INTERVIEW WITH DAVINE BYON: CURATION AND COMMUNITY

by Pria Dahiya

When I first met artist/curator Davine Byon I couldn’t believe she was in the theatre department. I was genuinely shocked someone with such an artist’s presence, mellow and altogether cool, could be working alongside the mass of screaming and shouting in the Department of Drama. 

I came to discover over time we shared many interests, and even shared a room once, while working on a theatre project in Boston. Davine has remained an inspiration to me for years for her talent as a collaborator as well as her singular voice as an independent artist. While she works full-time as a Curatorial Assistant in the visual arts department of the Pittsburgh Cultural Trust, she has done brilliant work as a performance artist, as seen in her Freshworks Artist Residency at Kelly Strayhorn Theatre this past fall. 

Over the course of our interview we discuss her work with the Cultural Trust, as well as the exciting night of of art, music and and community vendors happening downtown July 26th (mark your calendars!) which she has helped organize.

We get a sneak preview of the two upcoming art shows opening at the Trust’s downtown galleries –   kʼidéin yéi jeené (You’re doing such a good job), a solo exhibition by Nicholas Galanin, and On Air, an installation and video piece by Lenka Clayton and Phillip Andrew Lewis. 

I’ll let you enjoy some snippets from our rambling conversation:

PRIA: So the three things I wanted to talk about were one – you – two – your job – and three – the upcoming shows downtown you helped organize. Where would you like to start?

DAVINE: Let’s talk about the event first!

PRIA: Lovely

DAVINE: There’s two shows that are opening on July 26th downtown at the Trust. The first one is by an Indigenous artist named Nicholas Galanin. The actual title is a long Lingít title but basically it translates to “you’re doing such a great job.” 

It’s a video piece, it’s a very simple artwork, single channel, and it features the artist talking to his son, offering these sweet affirmations in their native language. It seeks to compete with indigenous stereotypes, negative stereotypes which are war-oriented and don’t accomodate or center affectionate,  tender and community-oriented depictions. It’s this beautiful native boy, the artist’s son, hearing lovely words and smiling.

The artist is really incredible. I’ve known about him for a little while but I think he hasn’t shown in Pittsburgh yet, or at least not had a solo show.

PRIA: And this will be a Wood Street Galleries?

DAVINE: Yeah! This will be on the third floor of Wood Street Galleries.

PRIA: And what is the other piece opening on the 26th?

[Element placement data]
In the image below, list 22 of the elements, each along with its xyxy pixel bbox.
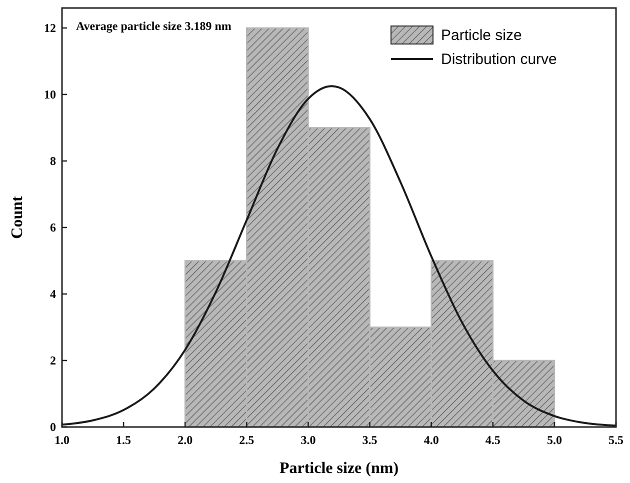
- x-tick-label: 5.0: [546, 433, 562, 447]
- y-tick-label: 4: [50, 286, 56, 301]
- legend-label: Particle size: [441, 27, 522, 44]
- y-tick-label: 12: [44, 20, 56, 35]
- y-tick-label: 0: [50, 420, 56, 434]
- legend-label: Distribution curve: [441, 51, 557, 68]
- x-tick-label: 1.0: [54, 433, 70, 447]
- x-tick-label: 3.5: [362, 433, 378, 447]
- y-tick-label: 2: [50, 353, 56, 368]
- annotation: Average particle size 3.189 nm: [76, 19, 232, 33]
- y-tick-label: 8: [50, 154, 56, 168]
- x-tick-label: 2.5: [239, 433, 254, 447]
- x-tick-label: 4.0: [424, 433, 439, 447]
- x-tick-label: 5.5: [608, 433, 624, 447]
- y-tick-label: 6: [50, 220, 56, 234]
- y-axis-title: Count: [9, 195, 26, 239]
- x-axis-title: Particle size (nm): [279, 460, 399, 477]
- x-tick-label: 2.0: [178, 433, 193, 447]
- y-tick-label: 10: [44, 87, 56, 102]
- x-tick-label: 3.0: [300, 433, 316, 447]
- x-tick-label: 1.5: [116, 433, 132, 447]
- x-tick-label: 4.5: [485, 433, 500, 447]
* * *
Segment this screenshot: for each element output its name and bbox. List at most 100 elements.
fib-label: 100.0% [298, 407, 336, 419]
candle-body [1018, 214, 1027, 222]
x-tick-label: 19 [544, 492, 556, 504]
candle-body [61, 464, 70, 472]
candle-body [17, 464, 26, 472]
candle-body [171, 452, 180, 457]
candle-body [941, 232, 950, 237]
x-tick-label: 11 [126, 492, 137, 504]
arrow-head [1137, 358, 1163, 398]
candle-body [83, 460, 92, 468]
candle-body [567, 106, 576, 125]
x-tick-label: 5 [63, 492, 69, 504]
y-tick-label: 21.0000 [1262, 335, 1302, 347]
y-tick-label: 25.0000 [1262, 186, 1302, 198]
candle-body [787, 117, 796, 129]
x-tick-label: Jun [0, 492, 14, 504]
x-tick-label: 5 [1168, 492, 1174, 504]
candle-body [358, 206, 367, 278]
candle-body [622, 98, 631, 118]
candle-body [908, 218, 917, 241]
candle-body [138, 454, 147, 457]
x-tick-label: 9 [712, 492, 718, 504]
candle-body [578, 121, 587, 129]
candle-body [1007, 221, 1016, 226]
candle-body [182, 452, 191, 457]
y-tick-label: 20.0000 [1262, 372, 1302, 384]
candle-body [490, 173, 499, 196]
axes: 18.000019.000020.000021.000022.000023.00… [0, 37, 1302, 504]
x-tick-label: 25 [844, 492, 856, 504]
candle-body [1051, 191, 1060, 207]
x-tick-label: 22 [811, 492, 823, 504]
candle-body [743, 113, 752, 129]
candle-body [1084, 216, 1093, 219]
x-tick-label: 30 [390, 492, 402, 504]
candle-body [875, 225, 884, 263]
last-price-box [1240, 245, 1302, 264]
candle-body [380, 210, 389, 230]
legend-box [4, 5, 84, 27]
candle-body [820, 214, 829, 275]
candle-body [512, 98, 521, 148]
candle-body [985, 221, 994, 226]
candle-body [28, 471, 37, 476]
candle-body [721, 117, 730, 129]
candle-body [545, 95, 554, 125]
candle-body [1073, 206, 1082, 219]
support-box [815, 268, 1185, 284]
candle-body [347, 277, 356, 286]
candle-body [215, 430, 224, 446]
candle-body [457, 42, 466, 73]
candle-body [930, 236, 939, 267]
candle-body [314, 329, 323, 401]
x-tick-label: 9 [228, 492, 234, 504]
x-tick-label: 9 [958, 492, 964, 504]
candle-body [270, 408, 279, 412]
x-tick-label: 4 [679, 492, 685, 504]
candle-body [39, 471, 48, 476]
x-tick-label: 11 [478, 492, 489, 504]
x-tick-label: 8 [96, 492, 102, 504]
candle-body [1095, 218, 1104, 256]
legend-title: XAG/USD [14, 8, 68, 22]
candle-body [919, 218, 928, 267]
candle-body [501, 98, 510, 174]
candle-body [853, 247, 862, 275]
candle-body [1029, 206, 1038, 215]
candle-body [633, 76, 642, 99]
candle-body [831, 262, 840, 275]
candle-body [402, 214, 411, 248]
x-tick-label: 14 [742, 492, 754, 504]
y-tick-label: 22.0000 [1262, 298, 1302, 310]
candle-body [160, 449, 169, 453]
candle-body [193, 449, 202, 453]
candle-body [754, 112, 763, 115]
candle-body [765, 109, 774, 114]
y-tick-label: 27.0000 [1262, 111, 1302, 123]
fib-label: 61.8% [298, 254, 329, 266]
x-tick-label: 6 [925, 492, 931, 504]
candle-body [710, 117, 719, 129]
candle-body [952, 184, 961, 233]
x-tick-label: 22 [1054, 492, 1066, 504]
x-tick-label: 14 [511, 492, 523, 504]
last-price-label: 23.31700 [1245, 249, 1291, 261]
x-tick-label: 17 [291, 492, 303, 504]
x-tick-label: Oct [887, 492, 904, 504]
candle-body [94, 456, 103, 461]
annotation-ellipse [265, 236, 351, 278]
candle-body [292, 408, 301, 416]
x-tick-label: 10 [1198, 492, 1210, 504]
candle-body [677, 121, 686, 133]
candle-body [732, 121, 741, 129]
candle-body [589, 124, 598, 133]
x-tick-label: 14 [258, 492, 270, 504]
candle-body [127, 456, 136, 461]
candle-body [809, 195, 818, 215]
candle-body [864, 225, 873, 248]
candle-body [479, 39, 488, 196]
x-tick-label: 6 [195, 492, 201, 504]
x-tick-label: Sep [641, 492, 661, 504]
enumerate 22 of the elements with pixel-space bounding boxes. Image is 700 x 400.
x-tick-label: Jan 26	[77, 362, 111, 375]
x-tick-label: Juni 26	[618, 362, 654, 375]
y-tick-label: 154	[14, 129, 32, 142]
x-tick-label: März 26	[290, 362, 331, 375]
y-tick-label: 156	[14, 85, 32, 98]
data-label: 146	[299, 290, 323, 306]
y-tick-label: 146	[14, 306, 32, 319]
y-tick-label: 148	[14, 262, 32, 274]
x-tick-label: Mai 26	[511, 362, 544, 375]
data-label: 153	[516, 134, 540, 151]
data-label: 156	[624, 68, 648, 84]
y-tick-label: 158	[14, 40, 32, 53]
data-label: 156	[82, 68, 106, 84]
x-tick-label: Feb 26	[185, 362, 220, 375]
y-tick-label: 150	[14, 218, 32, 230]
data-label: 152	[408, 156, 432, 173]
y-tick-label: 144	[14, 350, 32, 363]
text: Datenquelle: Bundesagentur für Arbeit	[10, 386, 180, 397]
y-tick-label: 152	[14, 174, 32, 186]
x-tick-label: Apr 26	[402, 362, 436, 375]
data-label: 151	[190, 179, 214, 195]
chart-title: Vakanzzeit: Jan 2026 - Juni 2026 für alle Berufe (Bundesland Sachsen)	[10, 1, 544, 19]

Exercises to complete →
**A.** Answer these questions from the Davine Byon interview:
(i) What is Davine's full-time job?
(ii) On what date do the two shows open downtown?
(iii) On which floor of Wood Street Galleries will the Nicholas Galanin piece be shown?
**B.** Based on the Davine Byon interview, decide whether each statement is true. Answer yes or no, and quote the words that settle it.
(i) Pria and Davine once shared a room while on a theatre project in Boston.
(ii) In the Nicholas Galanin video, the artist speaks to his daughter.
(iii) The Galanin video uses several channels.
**C.** Extend the Davine Byon interview past its final line.
None of the records are needed here.

Answers provided →
**A.**
(i) She is a Curatorial Assistant in the visual arts department of the Pittsburgh Cultural Trust.
(ii) July 26th.
(iii) The third floor.

**B.**
(i) Yes: "and even shared a room once, while working on a theatre project in Boston"
(ii) No: "it features the artist talking to his son"
(iii) No: "It’s a video piece, it’s a very simple artwork, single channel"

**C.**
DAVINE: Ah! Yes those are also wonderful artists. It’s a couple, their names are Lenka Clayton and Phillip Andrew Lewis. They’ve done a bunch of other pieces around Pittsburgh. They have an amazing studio, which out front has a window gallery called Gallery Closed. 

The central idea is that the gallery is always closed, but you can always look in through the window and see what’s on. The Gallery – Gallery Closed – is in Troy Hill. 

My general understanding of how they arrived in Pittsburgh is that when Lenka was elsewhere – overseas, or New York, perhaps – she had this project where she mailed a bunch of letters to a selection of small cities all over the world. One of the cities she chose was Polish Hill in Pittsburgh.

So she begins mailing all these Polish Hill Residents random little letters – and notices a lot of them were writing back to her! And she loved the responses she got from this place, so she came to visit, kind of fell in love with it, and then shortly after moved to Pittsburgh.

She had no institutional reason to be here – she didn’t go to school here or grow up here – but now they have a beautiful studio and they are living and working in Troy Hill. Lenka’s work was actually featured in in the Carnegie a few internationals ago, a collaboration with artist Jon Rubin. (Davine was thinking of the piece Fruit and Other Things, which was featured in the 57th Carnegie International in 2018.)

PRIA: What’s the piece that Lenka and Phillip are showing?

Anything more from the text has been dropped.